- **TEXT PASSAGE**
****************

Marion Barry

WaPo: DC Gun Ban Hasn't Curbed Crime; Paper Endorsed Ban in 1976

It's a few steps shy of proclaiming, "Gun Ban an Abject Failure at Curbing Crime," but today's Washington Post Metro did trumpet on the front of its November 13 Metro section that the 31-year old D.C. handgun ban has not proven to be a crime deterrent.

With his somewhat subdued headline, "Crime Data Underscore Limits of D.C. Gun Ban's Effectiveness," staff writer Paul Duggan unearthed the political calculus for the 1976 gun ban, as well as the Post's role as chief journalistic cheerleader for the law the federal D.C. Circuit Court of Appeals found unconstitutional earlier this year.

In making by far their boldest public policy decision, the District's first elected officials wanted other jurisdictions, especially neighboring states, to follow the lead of the nation's capital by enacting similar gun restrictions, cutting the flow of firearms into the city from surrounding areas.

****************

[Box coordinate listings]
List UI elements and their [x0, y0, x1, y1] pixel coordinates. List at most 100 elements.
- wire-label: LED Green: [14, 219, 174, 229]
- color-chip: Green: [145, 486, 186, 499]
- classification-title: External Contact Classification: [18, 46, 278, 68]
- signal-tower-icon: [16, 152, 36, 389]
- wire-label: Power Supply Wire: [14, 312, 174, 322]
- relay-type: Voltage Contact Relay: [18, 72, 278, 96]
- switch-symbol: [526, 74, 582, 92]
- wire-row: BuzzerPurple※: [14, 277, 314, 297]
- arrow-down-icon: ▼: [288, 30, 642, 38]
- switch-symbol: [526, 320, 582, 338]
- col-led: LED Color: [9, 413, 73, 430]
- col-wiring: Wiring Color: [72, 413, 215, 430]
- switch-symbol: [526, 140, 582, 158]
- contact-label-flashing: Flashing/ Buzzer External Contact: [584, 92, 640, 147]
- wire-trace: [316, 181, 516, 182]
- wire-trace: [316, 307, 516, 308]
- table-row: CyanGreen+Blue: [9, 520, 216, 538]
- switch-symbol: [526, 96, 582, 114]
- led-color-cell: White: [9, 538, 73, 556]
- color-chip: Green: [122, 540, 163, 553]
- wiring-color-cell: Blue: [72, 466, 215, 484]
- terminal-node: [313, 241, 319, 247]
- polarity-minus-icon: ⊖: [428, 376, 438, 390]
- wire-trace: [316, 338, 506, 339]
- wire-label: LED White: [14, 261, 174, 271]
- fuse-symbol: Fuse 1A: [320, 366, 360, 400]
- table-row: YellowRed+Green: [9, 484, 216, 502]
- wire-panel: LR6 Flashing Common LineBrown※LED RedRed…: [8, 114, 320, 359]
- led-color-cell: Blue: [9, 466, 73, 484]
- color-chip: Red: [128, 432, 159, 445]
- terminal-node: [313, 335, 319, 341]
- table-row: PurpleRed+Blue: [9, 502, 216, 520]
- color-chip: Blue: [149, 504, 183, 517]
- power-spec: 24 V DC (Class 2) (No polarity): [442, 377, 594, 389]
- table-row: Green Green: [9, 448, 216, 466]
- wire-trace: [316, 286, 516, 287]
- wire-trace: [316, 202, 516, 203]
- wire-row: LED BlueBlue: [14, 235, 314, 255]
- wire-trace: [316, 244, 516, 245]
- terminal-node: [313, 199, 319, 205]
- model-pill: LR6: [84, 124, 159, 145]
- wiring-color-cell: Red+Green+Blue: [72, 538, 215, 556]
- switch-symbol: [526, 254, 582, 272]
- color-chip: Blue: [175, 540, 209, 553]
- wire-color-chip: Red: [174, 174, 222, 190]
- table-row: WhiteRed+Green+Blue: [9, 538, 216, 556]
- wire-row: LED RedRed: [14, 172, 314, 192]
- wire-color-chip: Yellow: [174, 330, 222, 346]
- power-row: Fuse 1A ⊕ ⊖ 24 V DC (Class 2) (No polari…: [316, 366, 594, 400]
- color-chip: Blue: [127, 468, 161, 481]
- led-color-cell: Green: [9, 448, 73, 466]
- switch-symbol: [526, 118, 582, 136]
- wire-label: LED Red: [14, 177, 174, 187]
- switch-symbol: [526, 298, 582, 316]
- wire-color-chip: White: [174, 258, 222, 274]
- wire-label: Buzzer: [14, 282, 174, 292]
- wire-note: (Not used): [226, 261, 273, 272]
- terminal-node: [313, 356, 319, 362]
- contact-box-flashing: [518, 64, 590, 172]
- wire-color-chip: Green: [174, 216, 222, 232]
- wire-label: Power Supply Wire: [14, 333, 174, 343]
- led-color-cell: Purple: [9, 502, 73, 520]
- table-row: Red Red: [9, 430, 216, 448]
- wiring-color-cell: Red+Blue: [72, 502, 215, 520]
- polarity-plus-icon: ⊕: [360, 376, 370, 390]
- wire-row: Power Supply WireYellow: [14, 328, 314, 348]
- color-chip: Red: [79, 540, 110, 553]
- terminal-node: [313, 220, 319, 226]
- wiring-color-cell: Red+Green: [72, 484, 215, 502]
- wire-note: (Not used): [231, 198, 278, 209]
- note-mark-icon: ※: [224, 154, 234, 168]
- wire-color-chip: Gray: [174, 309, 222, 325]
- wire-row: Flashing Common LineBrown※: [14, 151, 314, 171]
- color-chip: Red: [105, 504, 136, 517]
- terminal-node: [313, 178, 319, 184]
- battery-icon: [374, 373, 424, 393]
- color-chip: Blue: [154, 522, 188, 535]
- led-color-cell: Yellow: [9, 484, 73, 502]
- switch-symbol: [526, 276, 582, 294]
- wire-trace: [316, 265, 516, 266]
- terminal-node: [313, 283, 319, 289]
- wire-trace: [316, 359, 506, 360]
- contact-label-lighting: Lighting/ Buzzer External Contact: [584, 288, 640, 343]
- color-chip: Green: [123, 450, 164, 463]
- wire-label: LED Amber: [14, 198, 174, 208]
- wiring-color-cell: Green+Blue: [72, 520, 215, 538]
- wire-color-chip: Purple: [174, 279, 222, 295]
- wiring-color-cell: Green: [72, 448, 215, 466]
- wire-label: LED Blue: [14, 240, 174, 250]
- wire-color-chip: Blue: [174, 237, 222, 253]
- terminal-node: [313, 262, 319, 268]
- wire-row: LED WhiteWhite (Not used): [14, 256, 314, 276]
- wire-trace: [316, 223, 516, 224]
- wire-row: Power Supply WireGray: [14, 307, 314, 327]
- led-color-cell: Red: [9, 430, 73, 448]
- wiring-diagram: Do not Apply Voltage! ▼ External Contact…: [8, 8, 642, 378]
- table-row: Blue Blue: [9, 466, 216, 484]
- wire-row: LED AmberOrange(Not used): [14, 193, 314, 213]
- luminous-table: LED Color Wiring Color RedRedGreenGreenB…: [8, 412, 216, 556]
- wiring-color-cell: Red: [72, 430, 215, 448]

****************

- **WRITTEN EXERCISE**
Answer these from the D.C. gun ban article:
1. On what date did the Washington Post Metro section run the story?
2. Which staff writer wrote it?
3. Which court found the law unconstitutional?

- **SOLUTION FOR THIS PROBLEM**
1. November 13
2. Paul Duggan
3. The federal D.C. Circuit Court of Appeals